WORK TO DO
Quote every entry word for word.

DATASET RECORDS

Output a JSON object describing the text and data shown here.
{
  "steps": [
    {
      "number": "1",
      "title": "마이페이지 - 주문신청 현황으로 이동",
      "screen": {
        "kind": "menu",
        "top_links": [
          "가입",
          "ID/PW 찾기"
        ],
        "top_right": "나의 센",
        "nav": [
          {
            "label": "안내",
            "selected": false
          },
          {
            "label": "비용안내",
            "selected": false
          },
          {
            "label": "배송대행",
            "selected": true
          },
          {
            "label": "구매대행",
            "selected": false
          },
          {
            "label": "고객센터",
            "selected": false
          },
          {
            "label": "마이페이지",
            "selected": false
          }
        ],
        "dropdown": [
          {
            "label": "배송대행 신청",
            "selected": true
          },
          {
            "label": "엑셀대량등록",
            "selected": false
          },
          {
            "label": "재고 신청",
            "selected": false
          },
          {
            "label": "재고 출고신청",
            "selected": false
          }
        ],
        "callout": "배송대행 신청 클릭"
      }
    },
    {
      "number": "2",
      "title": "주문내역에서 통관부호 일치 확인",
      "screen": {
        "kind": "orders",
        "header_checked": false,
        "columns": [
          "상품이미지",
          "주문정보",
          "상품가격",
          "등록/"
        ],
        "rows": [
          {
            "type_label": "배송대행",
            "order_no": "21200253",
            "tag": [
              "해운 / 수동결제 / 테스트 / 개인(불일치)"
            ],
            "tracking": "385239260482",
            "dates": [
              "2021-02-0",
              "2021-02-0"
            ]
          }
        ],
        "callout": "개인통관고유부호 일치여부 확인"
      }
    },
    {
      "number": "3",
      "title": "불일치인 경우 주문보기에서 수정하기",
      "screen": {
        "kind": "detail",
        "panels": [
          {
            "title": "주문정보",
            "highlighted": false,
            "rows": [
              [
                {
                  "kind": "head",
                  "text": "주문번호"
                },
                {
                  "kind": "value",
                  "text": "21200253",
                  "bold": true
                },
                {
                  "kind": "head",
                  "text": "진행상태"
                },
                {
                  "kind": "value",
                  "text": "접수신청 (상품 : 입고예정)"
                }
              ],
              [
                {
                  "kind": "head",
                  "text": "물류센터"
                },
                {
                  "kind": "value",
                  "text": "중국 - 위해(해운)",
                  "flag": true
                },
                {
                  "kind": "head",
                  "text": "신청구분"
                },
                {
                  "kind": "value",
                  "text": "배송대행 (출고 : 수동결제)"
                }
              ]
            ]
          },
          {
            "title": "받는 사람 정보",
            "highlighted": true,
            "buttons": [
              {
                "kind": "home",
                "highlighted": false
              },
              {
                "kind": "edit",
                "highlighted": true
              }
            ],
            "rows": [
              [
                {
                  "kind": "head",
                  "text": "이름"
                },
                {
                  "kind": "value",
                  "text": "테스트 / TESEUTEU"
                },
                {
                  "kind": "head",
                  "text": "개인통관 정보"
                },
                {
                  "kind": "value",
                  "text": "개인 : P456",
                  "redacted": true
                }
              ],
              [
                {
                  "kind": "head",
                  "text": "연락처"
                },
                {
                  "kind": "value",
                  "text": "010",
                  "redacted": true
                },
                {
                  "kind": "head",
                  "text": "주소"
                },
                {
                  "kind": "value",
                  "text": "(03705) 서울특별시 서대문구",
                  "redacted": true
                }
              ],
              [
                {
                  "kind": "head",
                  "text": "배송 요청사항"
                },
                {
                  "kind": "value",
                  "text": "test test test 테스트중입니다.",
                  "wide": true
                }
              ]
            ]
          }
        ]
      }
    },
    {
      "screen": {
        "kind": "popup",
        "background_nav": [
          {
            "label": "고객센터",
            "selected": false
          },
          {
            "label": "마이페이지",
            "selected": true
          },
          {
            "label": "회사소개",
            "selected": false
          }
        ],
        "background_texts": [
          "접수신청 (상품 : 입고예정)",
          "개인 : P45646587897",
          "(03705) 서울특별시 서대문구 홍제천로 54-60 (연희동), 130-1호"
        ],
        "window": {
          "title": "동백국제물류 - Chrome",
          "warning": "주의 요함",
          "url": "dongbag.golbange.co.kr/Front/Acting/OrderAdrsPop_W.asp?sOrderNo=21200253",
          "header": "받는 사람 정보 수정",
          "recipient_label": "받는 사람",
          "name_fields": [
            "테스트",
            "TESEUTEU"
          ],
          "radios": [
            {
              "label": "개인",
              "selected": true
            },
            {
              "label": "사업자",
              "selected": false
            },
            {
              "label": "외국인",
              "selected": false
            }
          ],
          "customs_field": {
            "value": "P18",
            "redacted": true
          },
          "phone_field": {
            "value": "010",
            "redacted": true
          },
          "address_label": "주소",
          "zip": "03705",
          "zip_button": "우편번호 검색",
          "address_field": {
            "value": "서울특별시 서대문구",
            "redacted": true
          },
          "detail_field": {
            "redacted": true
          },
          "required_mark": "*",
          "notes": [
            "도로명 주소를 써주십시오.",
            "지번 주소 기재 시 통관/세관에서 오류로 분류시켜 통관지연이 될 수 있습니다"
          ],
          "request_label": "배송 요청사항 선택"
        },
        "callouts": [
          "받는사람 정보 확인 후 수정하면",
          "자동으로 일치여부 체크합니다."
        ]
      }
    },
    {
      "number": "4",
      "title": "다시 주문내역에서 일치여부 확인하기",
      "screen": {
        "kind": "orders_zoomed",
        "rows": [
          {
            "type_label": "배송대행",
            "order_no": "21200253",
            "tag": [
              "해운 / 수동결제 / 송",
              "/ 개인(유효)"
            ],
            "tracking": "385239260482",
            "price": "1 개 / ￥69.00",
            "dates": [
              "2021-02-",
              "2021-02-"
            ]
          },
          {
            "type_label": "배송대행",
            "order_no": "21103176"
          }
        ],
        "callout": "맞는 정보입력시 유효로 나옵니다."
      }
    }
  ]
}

EXERCISE RESPONSE
Output a JSON object describing the text and data shown here.
{
  "steps": [
    {
      "number": "1",
      "title": "마이페이지 - 주문신청 현황으로 이동",
      "screen": {
        "kind": "menu",
        "top_links": [
          "가입",
          "ID/PW 찾기"
        ],
        "top_right": "나의 센",
        "nav": [
          {
            "label": "안내",
            "selected": false
          },
          {
            "label": "비용안내",
            "selected": false
          },
          {
            "label": "배송대행",
            "selected": true
          },
          {
            "label": "구매대행",
            "selected": false
          },
          {
            "label": "고객센터",
            "selected": false
          },
          {
            "label": "마이페이지",
            "selected": false
          }
        ],
        "dropdown": [
          {
            "label": "배송대행 신청",
            "selected": true
          },
          {
            "label": "엑셀대량등록",
            "selected": false
          },
          {
            "label": "재고 신청",
            "selected": false
          },
          {
            "label": "재고 출고신청",
            "selected": false
          }
        ],
        "callout": "배송대행 신청 클릭"
      }
    },
    {
      "number": "2",
      "title": "주문내역에서 통관부호 일치 확인",
      "screen": {
        "kind": "orders",
        "header_checked": false,
        "columns": [
          "상품이미지",
          "주문정보",
          "상품가격",
          "등록/"
        ],
        "rows": [
          {
            "type_label": "배송대행",
            "order_no": "21200253",
            "tag": [
              "해운 / 수동결제 / 테스트 / 개인(불일치)"
            ],
            "tracking": "385239260482",
            "dates": [
              "2021-02-0",
              "2021-02-0"
            ]
          }
        ],
        "callout": "개인통관고유부호 일치여부 확인"
      }
    },
    {
      "number": "3",
      "title": "불일치인 경우 주문보기에서 수정하기",
      "screen": {
        "kind": "detail",
        "panels": [
          {
            "title": "주문정보",
            "highlighted": false,
            "rows": [
              [
                {
                  "kind": "head",
                  "text": "주문번호"
                },
                {
                  "kind": "value",
                  "text": "21200253",
                  "bold": true
                },
                {
                  "kind": "head",
                  "text": "진행상태"
                },
                {
                  "kind": "value",
                  "text": "접수신청 (상품 : 입고예정)"
                }
              ],
              [
                {
                  "kind": "head",
                  "text": "물류센터"
                },
                {
                  "kind": "value",
                  "text": "중국 - 위해(해운)",
                  "flag": true
                },
                {
                  "kind": "head",
                  "text": "신청구분"
                },
                {
                  "kind": "value",
                  "text": "배송대행 (출고 : 수동결제)"
                }
              ]
            ]
          },
          {
            "title": "받는 사람 정보",
            "highlighted": true,
            "buttons": [
              {
                "kind": "home",
                "highlighted": false
              },
              {
                "kind": "edit",
                "highlighted": true
              }
            ],
            "rows": [
              [
                {
                  "kind": "head",
                  "text": "이름"
                },
                {
                  "kind": "value",
                  "text": "테스트 / TESEUTEU"
                },
                {
                  "kind": "head",
                  "text": "개인통관 정보"
                },
                {
                  "kind": "value",
                  "text": "개인 : P456",
                  "redacted": true
                }
              ],
              [
                {
                  "kind": "head",
                  "text": "연락처"
                },
                {
                  "kind": "value",
                  "text": "010",
                  "redacted": true
                },
                {
                  "kind": "head",
                  "text": "주소"
                },
                {
                  "kind": "value",
                  "text": "(03705) 서울특별시 서대문구",
                  "redacted": true
                }
              ],
              [
                {
                  "kind": "head",
                  "text": "배송 요청사항"
                },
                {
                  "kind": "value",
                  "text": "test test test 테스트중입니다.",
                  "wide": true
                }
              ]
            ]
          }
        ]
      }
    },
    {
      "screen": {
        "kind": "popup",
        "background_nav": [
          {
            "label": "고객센터",
            "selected": false
          },
          {
            "label": "마이페이지",
            "selected": true
          },
          {
            "label": "회사소개",
            "selected": false
          }
        ],
        "background_texts": [
          "접수신청 (상품 : 입고예정)",
          "개인 : P45646587897",
          "(03705) 서울특별시 서대문구 홍제천로 54-60 (연희동), 130-1호"
        ],
        "window": {
          "title": "동백국제물류 - Chrome",
          "warning": "주의 요함",
          "url": "dongbag.golbange.co.kr/Front/Acting/OrderAdrsPop_W.asp?sOrderNo=21200253",
          "header": "받는 사람 정보 수정",
          "recipient_label": "받는 사람",
          "name_fields": [
            "테스트",
            "TESEUTEU"
          ],
          "radios": [
            {
              "label": "개인",
              "selected": true
            },
            {
              "label": "사업자",
              "selected": false
            },
            {
              "label": "외국인",
              "selected": false
            }
          ],
          "customs_field": {
            "value": "P18",
            "redacted": true
          },
          "phone_field": {
            "value": "010",
            "redacted": true
          },
          "address_label": "주소",
          "zip": "03705",
          "zip_button": "우편번호 검색",
          "address_field": {
            "value": "서울특별시 서대문구",
            "redacted": true
          },
          "detail_field": {
            "redacted": true
          },
          "required_mark": "*",
          "notes": [
            "도로명 주소를 써주십시오.",
            "지번 주소 기재 시 통관/세관에서 오류로 분류시켜 통관지연이 될 수 있습니다"
          ],
          "request_label": "배송 요청사항 선택"
        },
        "callouts": [
          "받는사람 정보 확인 후 수정하면",
          "자동으로 일치여부 체크합니다."
        ]
      }
    },
    {
      "number": "4",
      "title": "다시 주문내역에서 일치여부 확인하기",
      "screen": {
        "kind": "orders_zoomed",
        "rows": [
          {
            "type_label": "배송대행",
            "order_no": "21200253",
            "tag": [
              "해운 / 수동결제 / 송",
              "/ 개인(유효)"
            ],
            "tracking": "385239260482",
            "price": "1 개 / ￥69.00",
            "dates": [
              "2021-02-",
              "2021-02-"
            ]
          },
          {
            "type_label": "배송대행",
            "order_no": "21103176"
          }
        ],
        "callout": "맞는 정보입력시 유효로 나옵니다."
      }
    }
  ]
}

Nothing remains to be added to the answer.